INSTRUCTION —
Each entry below must be repeated exactly, with pictures left out.

Dataset records on visual material
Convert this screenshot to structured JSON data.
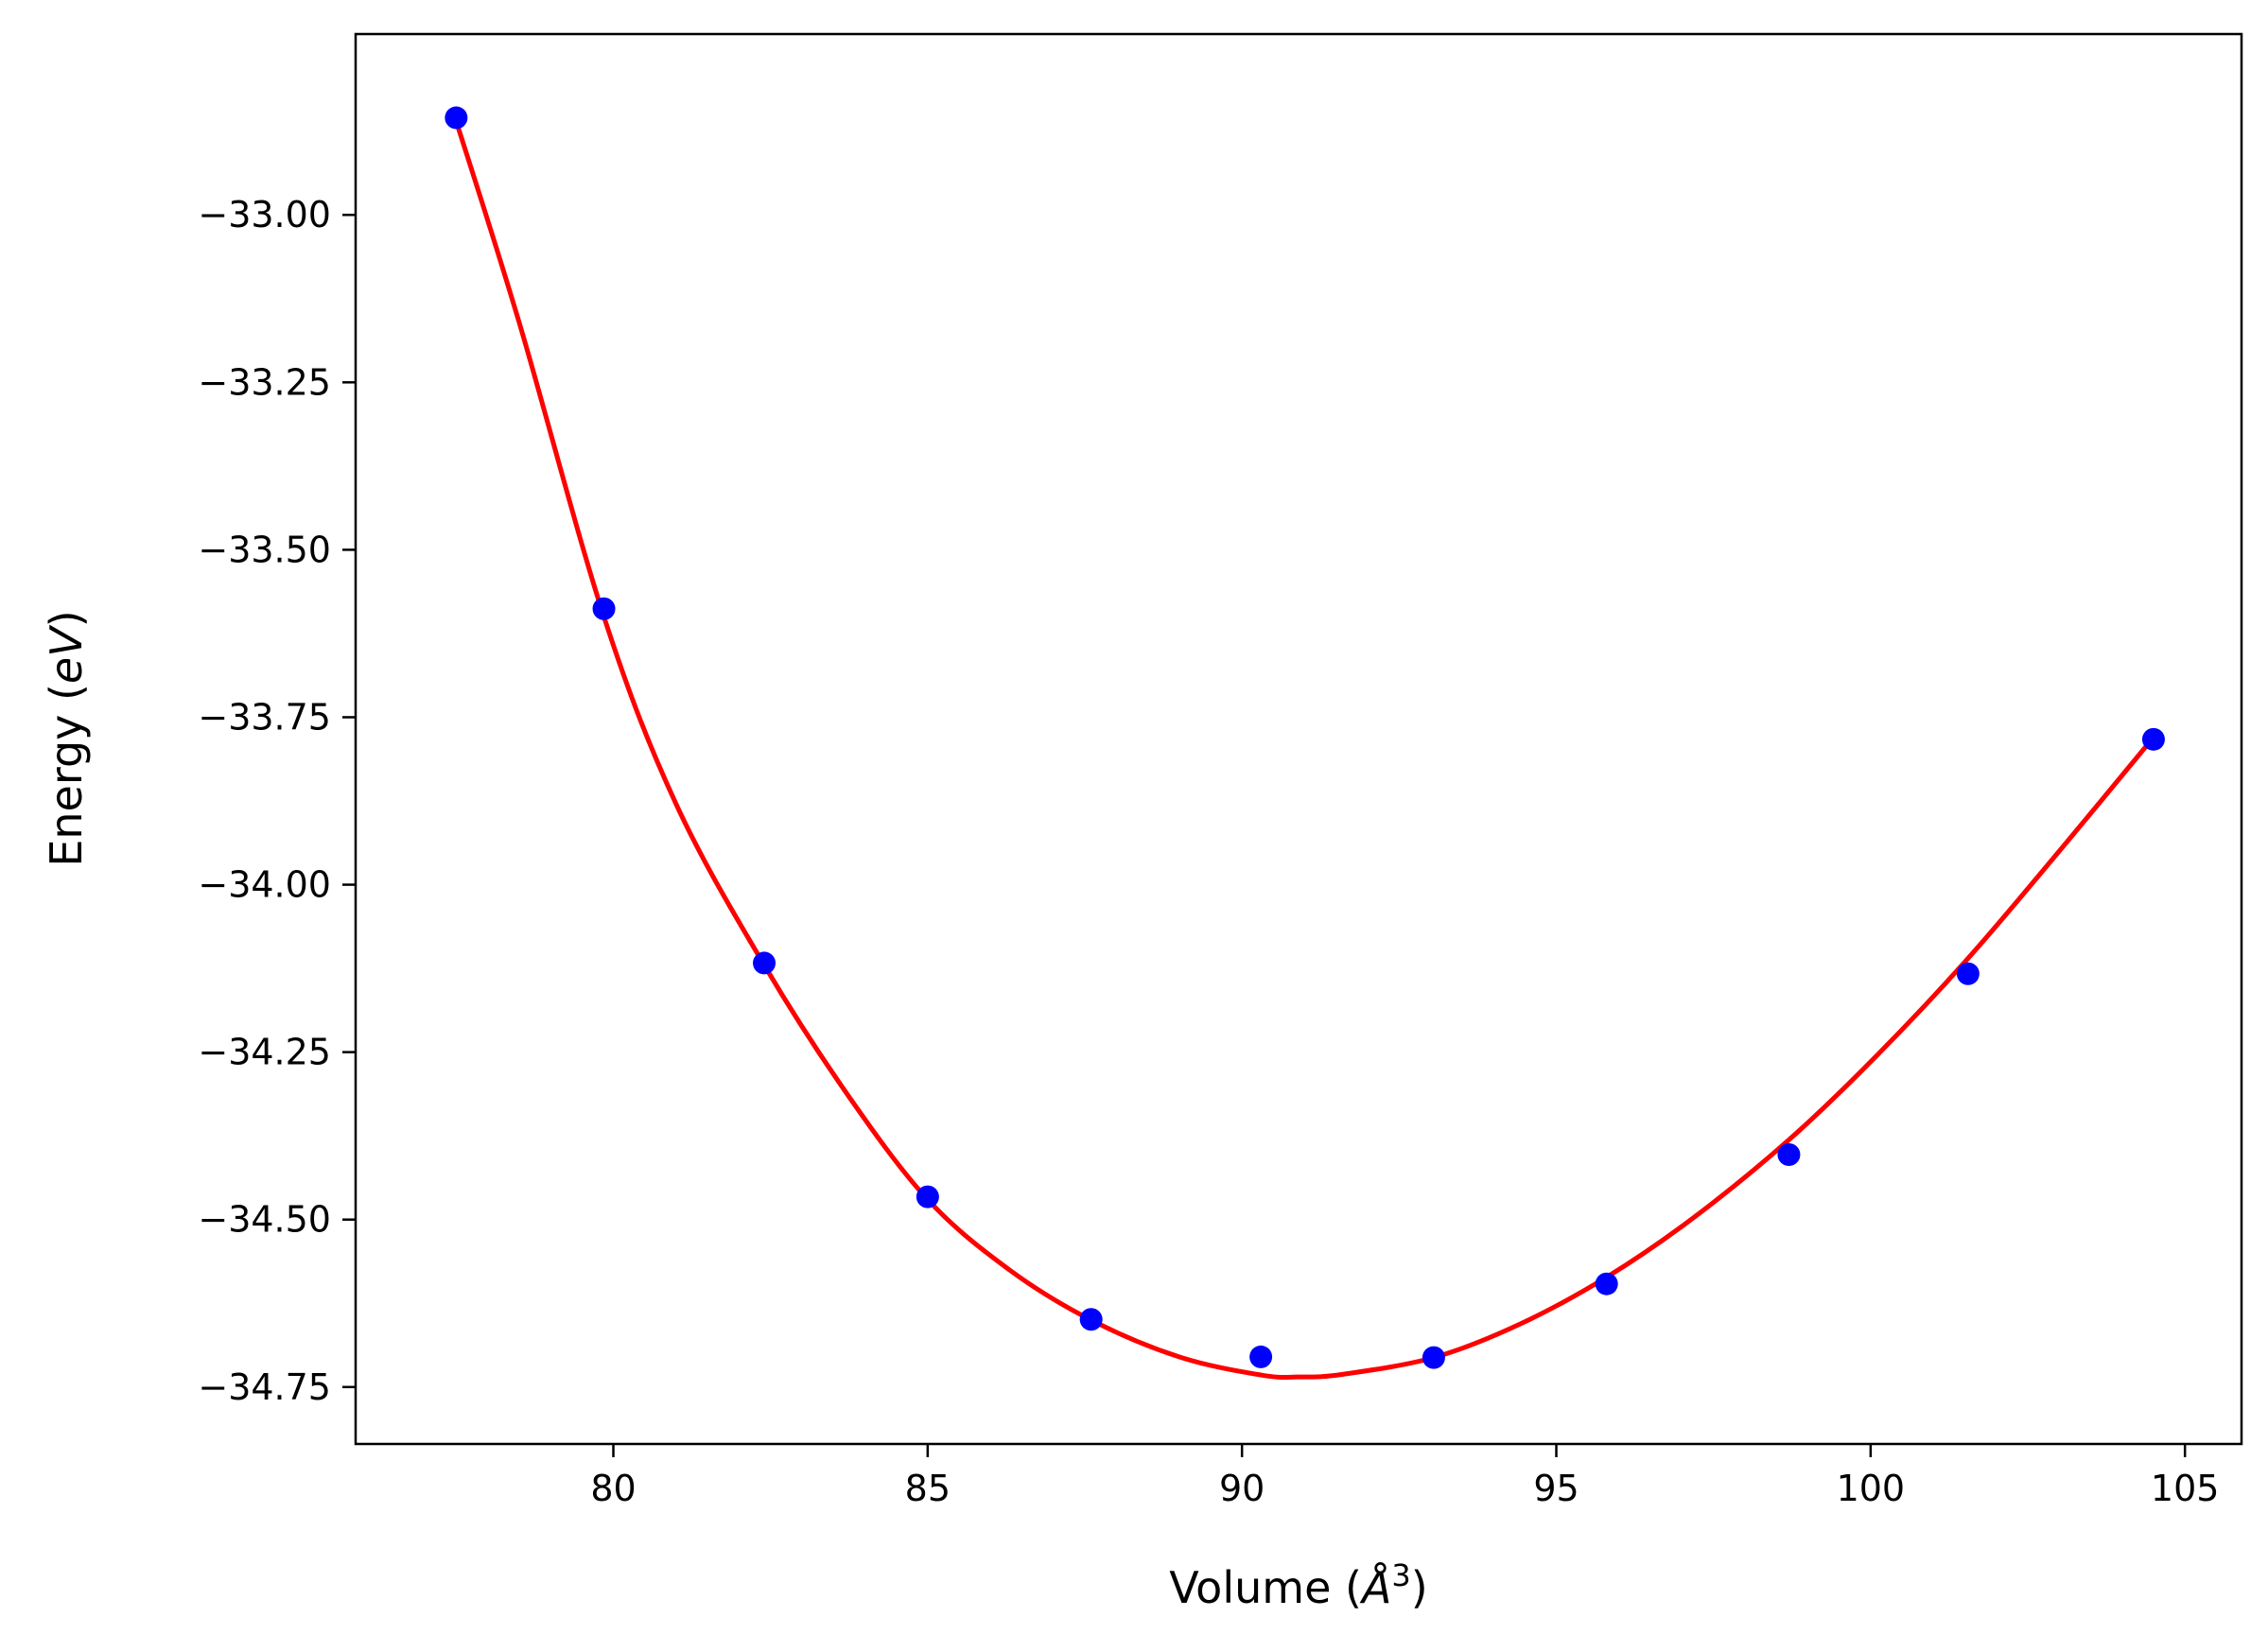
{
  "chart_data": {
    "type": "scatter",
    "title": "",
    "xlabel": "Volume (",
    "xlabel_symbol": "Å",
    "xlabel_sup": "3",
    "xlabel_close": ")",
    "ylabel": "Energy (",
    "ylabel_unit": "eV",
    "ylabel_close": ")",
    "xlim": [
      75.9,
      105.9
    ],
    "ylim": [
      -34.835,
      -32.73
    ],
    "xticks": [
      80,
      85,
      90,
      95,
      100,
      105
    ],
    "xtick_labels": [
      "80",
      "85",
      "90",
      "95",
      "100",
      "105"
    ],
    "yticks": [
      -33.0,
      -33.25,
      -33.5,
      -33.75,
      -34.0,
      -34.25,
      -34.5,
      -34.75
    ],
    "ytick_labels": [
      "−33.00",
      "−33.25",
      "−33.50",
      "−33.75",
      "−34.00",
      "−34.25",
      "−34.50",
      "−34.75"
    ],
    "grid": false,
    "series": [
      {
        "kind": "points",
        "color": "#0000ff",
        "x": [
          77.5,
          79.85,
          82.4,
          85.0,
          87.6,
          90.3,
          93.05,
          95.8,
          98.7,
          101.55,
          104.5
        ],
        "y": [
          -32.855,
          -33.588,
          -34.117,
          -34.466,
          -34.649,
          -34.705,
          -34.706,
          -34.596,
          -34.403,
          -34.133,
          -33.783
        ]
      },
      {
        "kind": "fit-curve",
        "color": "#ff0000",
        "x": [
          77.5,
          78.5,
          79.85,
          81.0,
          82.4,
          83.7,
          85.0,
          86.3,
          87.6,
          89.0,
          90.3,
          90.9,
          91.6,
          93.05,
          94.4,
          95.8,
          97.2,
          98.7,
          100.1,
          101.55,
          103.0,
          104.5
        ],
        "y": [
          -32.86,
          -33.16,
          -33.6,
          -33.88,
          -34.12,
          -34.31,
          -34.47,
          -34.575,
          -34.65,
          -34.705,
          -34.732,
          -34.735,
          -34.731,
          -34.706,
          -34.657,
          -34.586,
          -34.496,
          -34.381,
          -34.255,
          -34.11,
          -33.95,
          -33.78
        ]
      }
    ]
  }
}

OUTPUT FOR THIS TASK —
Convert this screenshot to structured JSON data.
{
  "chart_data": {
    "type": "scatter",
    "title": "",
    "xlabel": "Volume (",
    "xlabel_symbol": "Å",
    "xlabel_sup": "3",
    "xlabel_close": ")",
    "ylabel": "Energy (",
    "ylabel_unit": "eV",
    "ylabel_close": ")",
    "xlim": [
      75.9,
      105.9
    ],
    "ylim": [
      -34.835,
      -32.73
    ],
    "xticks": [
      80,
      85,
      90,
      95,
      100,
      105
    ],
    "xtick_labels": [
      "80",
      "85",
      "90",
      "95",
      "100",
      "105"
    ],
    "yticks": [
      -33.0,
      -33.25,
      -33.5,
      -33.75,
      -34.0,
      -34.25,
      -34.5,
      -34.75
    ],
    "ytick_labels": [
      "−33.00",
      "−33.25",
      "−33.50",
      "−33.75",
      "−34.00",
      "−34.25",
      "−34.50",
      "−34.75"
    ],
    "grid": false,
    "series": [
      {
        "kind": "points",
        "color": "#0000ff",
        "x": [
          77.5,
          79.85,
          82.4,
          85.0,
          87.6,
          90.3,
          93.05,
          95.8,
          98.7,
          101.55,
          104.5
        ],
        "y": [
          -32.855,
          -33.588,
          -34.117,
          -34.466,
          -34.649,
          -34.705,
          -34.706,
          -34.596,
          -34.403,
          -34.133,
          -33.783
        ]
      },
      {
        "kind": "fit-curve",
        "color": "#ff0000",
        "x": [
          77.5,
          78.5,
          79.85,
          81.0,
          82.4,
          83.7,
          85.0,
          86.3,
          87.6,
          89.0,
          90.3,
          90.9,
          91.6,
          93.05,
          94.4,
          95.8,
          97.2,
          98.7,
          100.1,
          101.55,
          103.0,
          104.5
        ],
        "y": [
          -32.86,
          -33.16,
          -33.6,
          -33.88,
          -34.12,
          -34.31,
          -34.47,
          -34.575,
          -34.65,
          -34.705,
          -34.732,
          -34.735,
          -34.731,
          -34.706,
          -34.657,
          -34.586,
          -34.496,
          -34.381,
          -34.255,
          -34.11,
          -33.95,
          -33.78
        ]
      }
    ]
  }
}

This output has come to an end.